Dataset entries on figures
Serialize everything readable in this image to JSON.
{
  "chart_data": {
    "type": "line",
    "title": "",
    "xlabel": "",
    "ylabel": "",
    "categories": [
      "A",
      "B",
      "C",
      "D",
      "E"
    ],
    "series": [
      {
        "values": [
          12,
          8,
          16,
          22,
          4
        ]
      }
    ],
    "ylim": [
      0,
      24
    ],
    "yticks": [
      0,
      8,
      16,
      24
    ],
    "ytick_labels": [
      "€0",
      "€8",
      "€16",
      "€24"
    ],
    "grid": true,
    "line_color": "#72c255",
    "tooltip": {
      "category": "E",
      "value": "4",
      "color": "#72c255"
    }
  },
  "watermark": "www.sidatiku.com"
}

-- Work to complete --
Once more, set down the full listing, verbatim.

-- Answer for this exercise --
Serialize everything readable in this image to JSON.
{
  "chart_data": {
    "type": "line",
    "title": "",
    "xlabel": "",
    "ylabel": "",
    "categories": [
      "A",
      "B",
      "C",
      "D",
      "E"
    ],
    "series": [
      {
        "values": [
          12,
          8,
          16,
          22,
          4
        ]
      }
    ],
    "ylim": [
      0,
      24
    ],
    "yticks": [
      0,
      8,
      16,
      24
    ],
    "ytick_labels": [
      "€0",
      "€8",
      "€16",
      "€24"
    ],
    "grid": true,
    "line_color": "#72c255",
    "tooltip": {
      "category": "E",
      "value": "4",
      "color": "#72c255"
    }
  },
  "watermark": "www.sidatiku.com"
}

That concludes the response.